__Problem requirements__:
Each line containing the word "scelta" needs to be copied.
# Supplied records start
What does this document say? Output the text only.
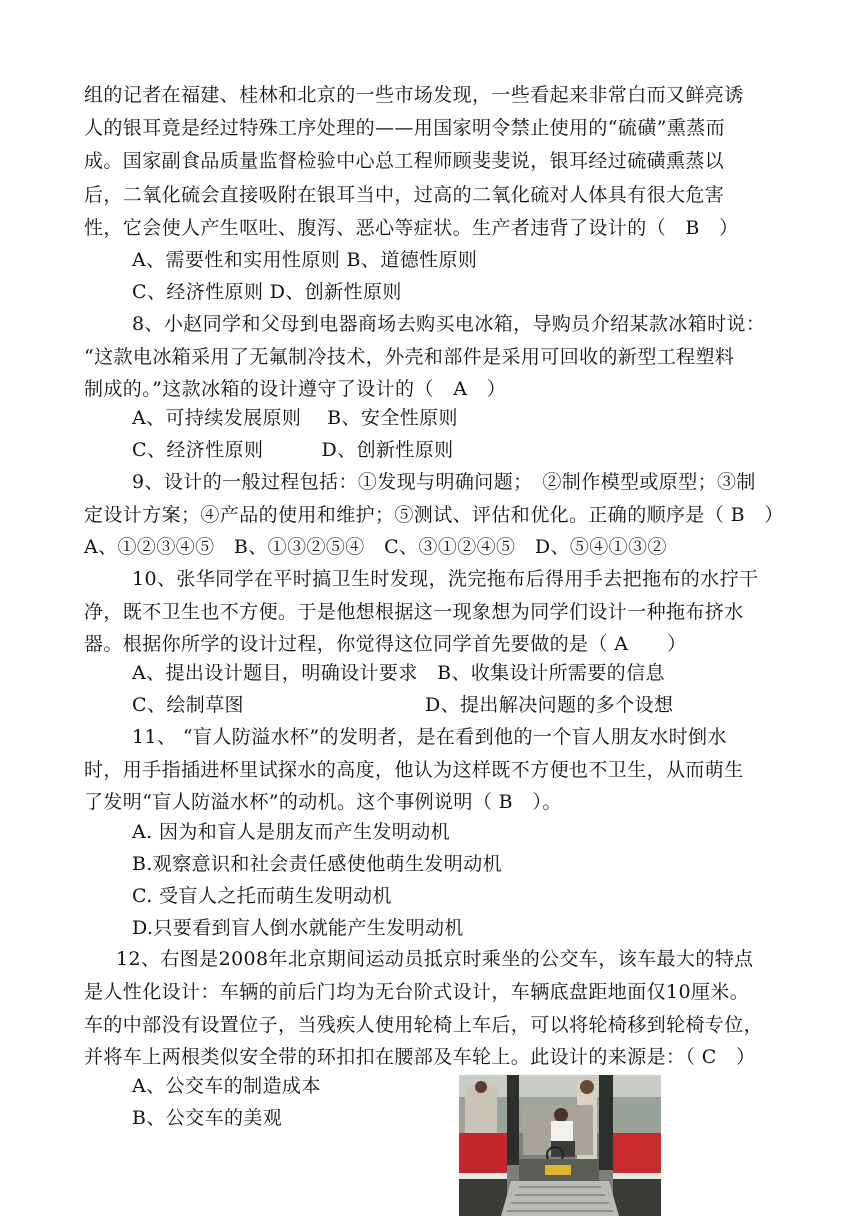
组的记者在福建、桂林和北京的一些市场发现，一些看起来非常白而又鲜亮诱
人的银耳竟是经过特殊工序处理的——用国家明令禁止使用的“硫磺”熏蒸而
成。国家副食品质量监督检验中心总工程师顾斐斐说，银耳经过硫磺熏蒸以
后，二氧化硫会直接吸附在银耳当中，过高的二氧化硫对人体具有很大危害
性，它会使人产生呕吐、腹泻、恶心等症状。生产者违背了设计的（　B　）
A、需要性和实用性原则 B、道德性原则
C、经济性原则 D、创新性原则
8、小赵同学和父母到电器商场去购买电冰箱，导购员介绍某款冰箱时说：
“这款电冰箱采用了无氟制冷技术，外壳和部件是采用可回收的新型工程塑料
制成的。”这款冰箱的设计遵守了设计的（　A　）
A、可持续发展原则　 B、安全性原则
C、经济性原则　　　D、创新性原则
9、设计的一般过程包括：①发现与明确问题；　②制作模型或原型；③制
定设计方案；④产品的使用和维护；⑤测试、评估和优化。正确的顺序是（ B　）
A、①②③④⑤　B、①③②⑤④　C、③①②④⑤　D、⑤④①③②
10、张华同学在平时搞卫生时发现，洗完拖布后得用手去把拖布的水拧干
净，既不卫生也不方便。于是他想根据这一现象想为同学们设计一种拖布挤水
器。根据你所学的设计过程，你觉得这位同学首先要做的是（ A　　）
A、提出设计题目，明确设计要求　B、收集设计所需要的信息
C、绘制草图　　　　　　　　　 D、提出解决问题的多个设想
11、 “盲人防溢水杯”的发明者，是在看到他的一个盲人朋友水时倒水
时，用手指插进杯里试探水的高度，他认为这样既不方便也不卫生，从而萌生
了发明“盲人防溢水杯”的动机。这个事例说明（ B　）。
A. 因为和盲人是朋友而产生发明动机
B.观察意识和社会责任感使他萌生发明动机
C. 受盲人之托而萌生发明动机
D.只要看到盲人倒水就能产生发明动机
12、右图是2008年北京期间运动员抵京时乘坐的公交车，该车最大的特点
是人性化设计：车辆的前后门均为无台阶式设计，车辆底盘距地面仅10厘米。
车的中部没有设置位子，当残疾人使用轮椅上车后，可以将轮椅移到轮椅专位，
并将车上两根类似安全带的环扣扣在腰部及车轮上。此设计的来源是：（ C　）
A、公交车的制造成本
B、公交车的美观
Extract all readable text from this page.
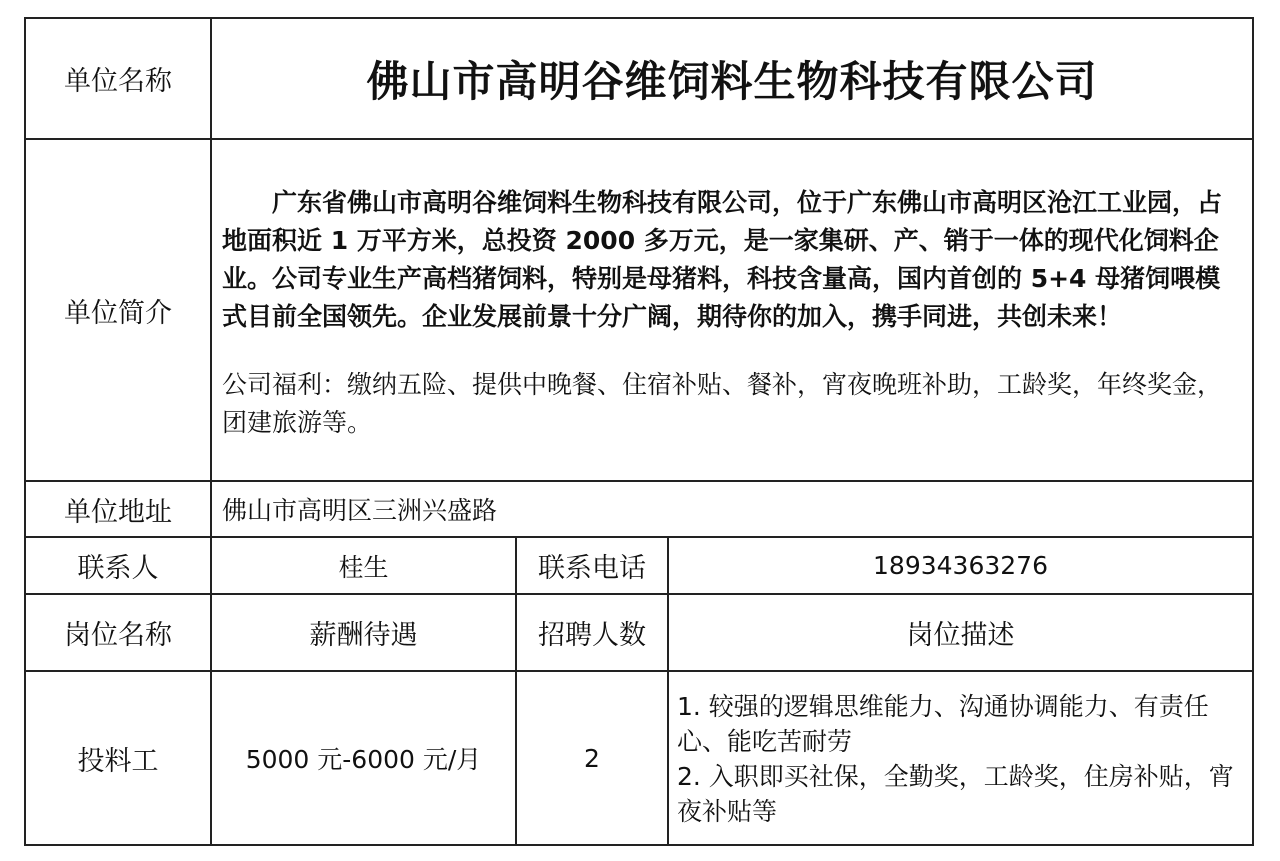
单位名称	佛山市高明谷维饲料生物科技有限公司		
单位简介	广东省佛山市高明谷维饲料生物科技有限公司，位于广东佛山市高明区沧江工业园，占地面积近 1 万平方米，总投资 2000 多万元，是一家集研、产、销于一体的现代化饲料企业。公司专业生产高档猪饲料，特别是母猪料，科技含量高，国内首创的 5+4 母猪饲喂模式目前全国领先。企业发展前景十分广阔，期待你的加入，携手同进，共创未来！

公司福利：缴纳五险、提供中晚餐、住宿补贴、餐补，宵夜晚班补助，工龄奖，年终奖金，团建旅游等。		

单位地址	佛山市高明区三洲兴盛路		
联系人	桂生	联系电话	18934363276
岗位名称	薪酬待遇	招聘人数	岗位描述
投料工	5000 元-6000 元/月	2	1. 较强的逻辑思维能力、沟通协调能力、有责任心、能吃苦耐劳

2. 入职即买社保，全勤奖，工龄奖，住房补贴，宵夜补贴等
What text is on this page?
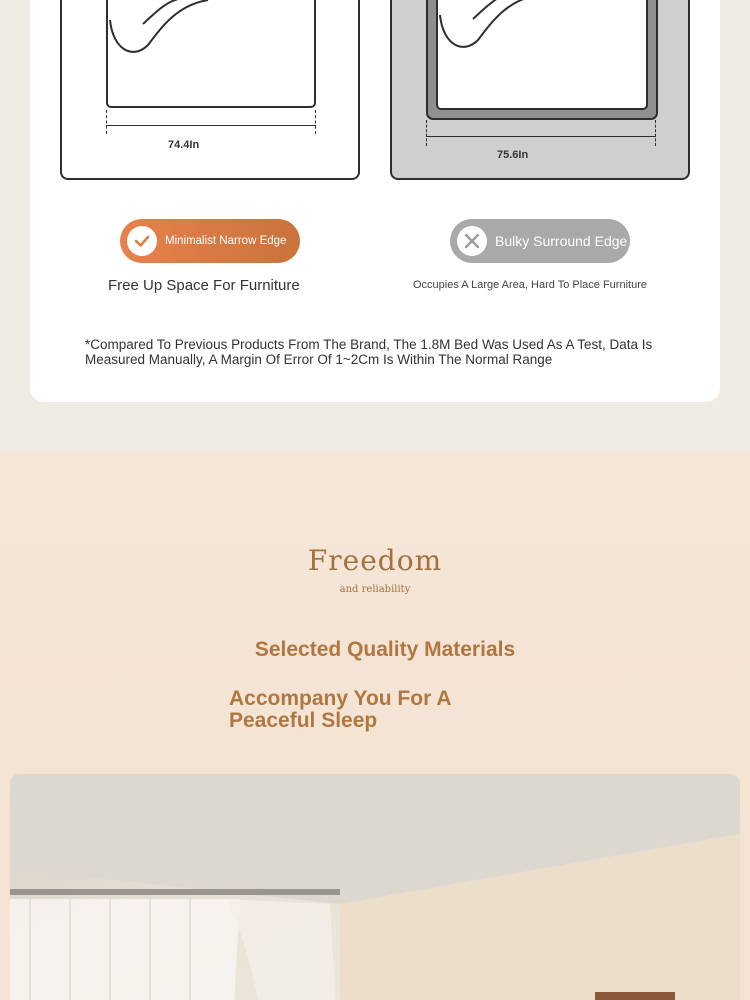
74.4In
75.6In
Minimalist Narrow Edge	Bulky Surround Edge
Free Up Space For Furniture	Occupies A Large Area, Hard To Place Furniture
*Compared To Previous Products From The Brand, The 1.8M Bed Was Used As A Test, Data Is Measured Manually, A Margin Of Error Of 1~2Cm Is Within The Normal Range
Freedom
and reliability
Selected Quality Materials
Accompany You For A Peaceful Sleep
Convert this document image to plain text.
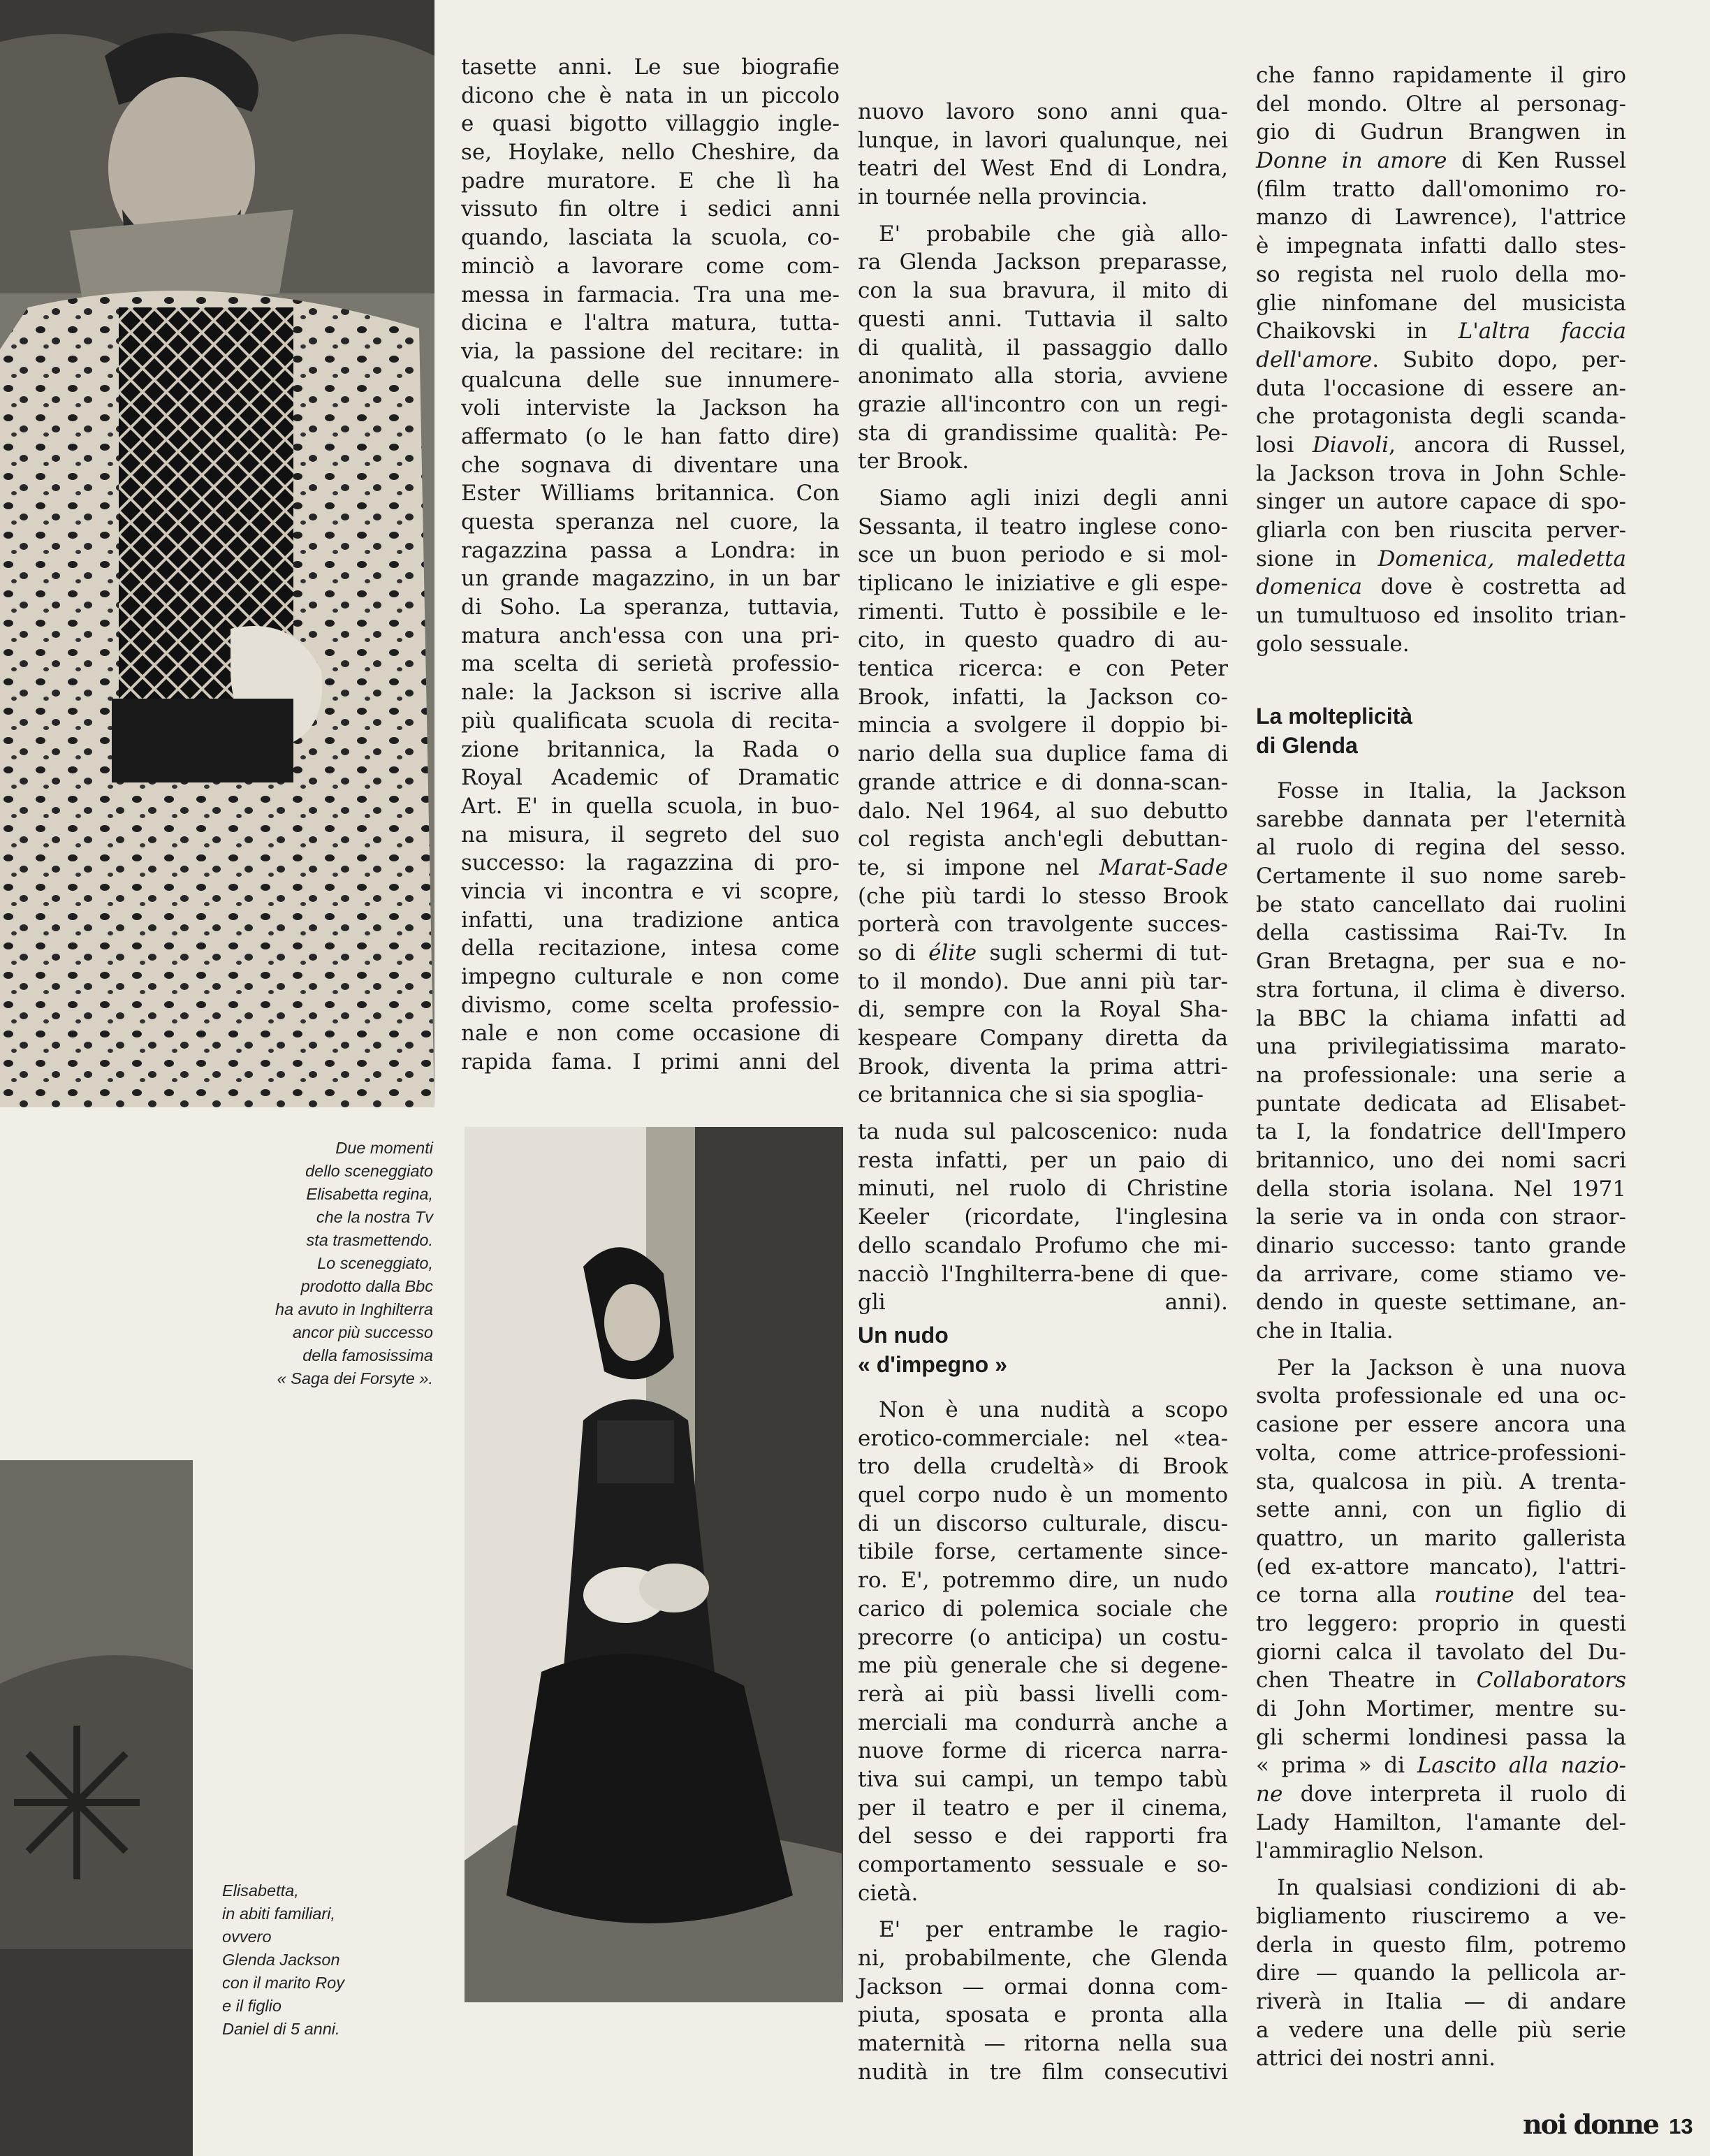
Due momenti
dello sceneggiato
Elisabetta regina,
che la nostra Tv
sta trasmettendo.
Lo sceneggiato,
prodotto dalla Bbc
ha avuto in Inghilterra
ancor più successo
della famosissima
« Saga dei Forsyte ».
Elisabetta,
in abiti familiari,
ovvero
Glenda Jackson
con il marito Roy
e il figlio
Daniel di 5 anni.
tasette anni. Le sue biografie
dicono che è nata in un piccolo
e quasi bigotto villaggio ingle-
se, Hoylake, nello Cheshire, da
padre muratore. E che lì ha
vissuto fin oltre i sedici anni
quando, lasciata la scuola, co-
minciò a lavorare come com-
messa in farmacia. Tra una me-
dicina e l'altra matura, tutta-
via, la passione del recitare: in
qualcuna delle sue innumere-
voli interviste la Jackson ha
affermato (o le han fatto dire)
che sognava di diventare una
Ester Williams britannica. Con
questa speranza nel cuore, la
ragazzina passa a Londra: in
un grande magazzino, in un bar
di Soho. La speranza, tuttavia,
matura anch'essa con una pri-
ma scelta di serietà professio-
nale: la Jackson si iscrive alla
più qualificata scuola di recita-
zione britannica, la Rada o
Royal Academic of Dramatic
Art. E' in quella scuola, in buo-
na misura, il segreto del suo
successo: la ragazzina di pro-
vincia vi incontra e vi scopre,
infatti, una tradizione antica
della recitazione, intesa come
impegno culturale e non come
divismo, come scelta professio-
nale e non come occasione di
rapida fama. I primi anni del
nuovo lavoro sono anni qua-
lunque, in lavori qualunque, nei
teatri del West End di Londra,
in tournée nella provincia.
E' probabile che già allo-
ra Glenda Jackson preparasse,
con la sua bravura, il mito di
questi anni. Tuttavia il salto
di qualità, il passaggio dallo
anonimato alla storia, avviene
grazie all'incontro con un regi-
sta di grandissime qualità: Pe-
ter Brook.
Siamo agli inizi degli anni
Sessanta, il teatro inglese cono-
sce un buon periodo e si mol-
tiplicano le iniziative e gli espe-
rimenti. Tutto è possibile e le-
cito, in questo quadro di au-
tentica ricerca: e con Peter
Brook, infatti, la Jackson co-
mincia a svolgere il doppio bi-
nario della sua duplice fama di
grande attrice e di donna-scan-
dalo. Nel 1964, al suo debutto
col regista anch'egli debuttan-
te, si impone nel Marat-Sade
(che più tardi lo stesso Brook
porterà con travolgente succes-
so di élite sugli schermi di tut-
to il mondo). Due anni più tar-
di, sempre con la Royal Sha-
kespeare Company diretta da
Brook, diventa la prima attri-
ce britannica che si sia spoglia-
ta nuda sul palcoscenico: nuda
resta infatti, per un paio di
minuti, nel ruolo di Christine
Keeler (ricordate, l'inglesina
dello scandalo Profumo che mi-
nacciò l'Inghilterra-bene di que-
gli anni).
Un nudo
« d'impegno »
Non è una nudità a scopo
erotico-commerciale: nel «tea-
tro della crudeltà» di Brook
quel corpo nudo è un momento
di un discorso culturale, discu-
tibile forse, certamente since-
ro. E', potremmo dire, un nudo
carico di polemica sociale che
precorre (o anticipa) un costu-
me più generale che si degene-
rerà ai più bassi livelli com-
merciali ma condurrà anche a
nuove forme di ricerca narra-
tiva sui campi, un tempo tabù
per il teatro e per il cinema,
del sesso e dei rapporti fra
comportamento sessuale e so-
cietà.
E' per entrambe le ragio-
ni, probabilmente, che Glenda
Jackson — ormai donna com-
piuta, sposata e pronta alla
maternità — ritorna nella sua
nudità in tre film consecutivi
che fanno rapidamente il giro
del mondo. Oltre al personag-
gio di Gudrun Brangwen in
Donne in amore di Ken Russel
(film tratto dall'omonimo ro-
manzo di Lawrence), l'attrice
è impegnata infatti dallo stes-
so regista nel ruolo della mo-
glie ninfomane del musicista
Chaikovski in L'altra faccia
dell'amore. Subito dopo, per-
duta l'occasione di essere an-
che protagonista degli scanda-
losi Diavoli, ancora di Russel,
la Jackson trova in John Schle-
singer un autore capace di spo-
gliarla con ben riuscita perver-
sione in Domenica, maledetta
domenica dove è costretta ad
un tumultuoso ed insolito trian-
golo sessuale.
La molteplicità
di Glenda
Fosse in Italia, la Jackson
sarebbe dannata per l'eternità
al ruolo di regina del sesso.
Certamente il suo nome sareb-
be stato cancellato dai ruolini
della castissima Rai-Tv. In
Gran Bretagna, per sua e no-
stra fortuna, il clima è diverso.
la BBC la chiama infatti ad
una privilegiatissima marato-
na professionale: una serie a
puntate dedicata ad Elisabet-
ta I, la fondatrice dell'Impero
britannico, uno dei nomi sacri
della storia isolana. Nel 1971
la serie va in onda con straor-
dinario successo: tanto grande
da arrivare, come stiamo ve-
dendo in queste settimane, an-
che in Italia.
Per la Jackson è una nuova
svolta professionale ed una oc-
casione per essere ancora una
volta, come attrice-professioni-
sta, qualcosa in più. A trenta-
sette anni, con un figlio di
quattro, un marito gallerista
(ed ex-attore mancato), l'attri-
ce torna alla routine del tea-
tro leggero: proprio in questi
giorni calca il tavolato del Du-
chen Theatre in Collaborators
di John Mortimer, mentre su-
gli schermi londinesi passa la
« prima » di Lascito alla nazio-
ne dove interpreta il ruolo di
Lady Hamilton, l'amante del-
l'ammiraglio Nelson.
In qualsiasi condizioni di ab-
bigliamento riusciremo a ve-
derla in questo film, potremo
dire — quando la pellicola ar-
riverà in Italia — di andare
a vedere una delle più serie
attrici dei nostri anni.
noi donne 13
# Supplied records end
__Full output__:
ma scelta di serietà professio-
divismo, come scelta professio-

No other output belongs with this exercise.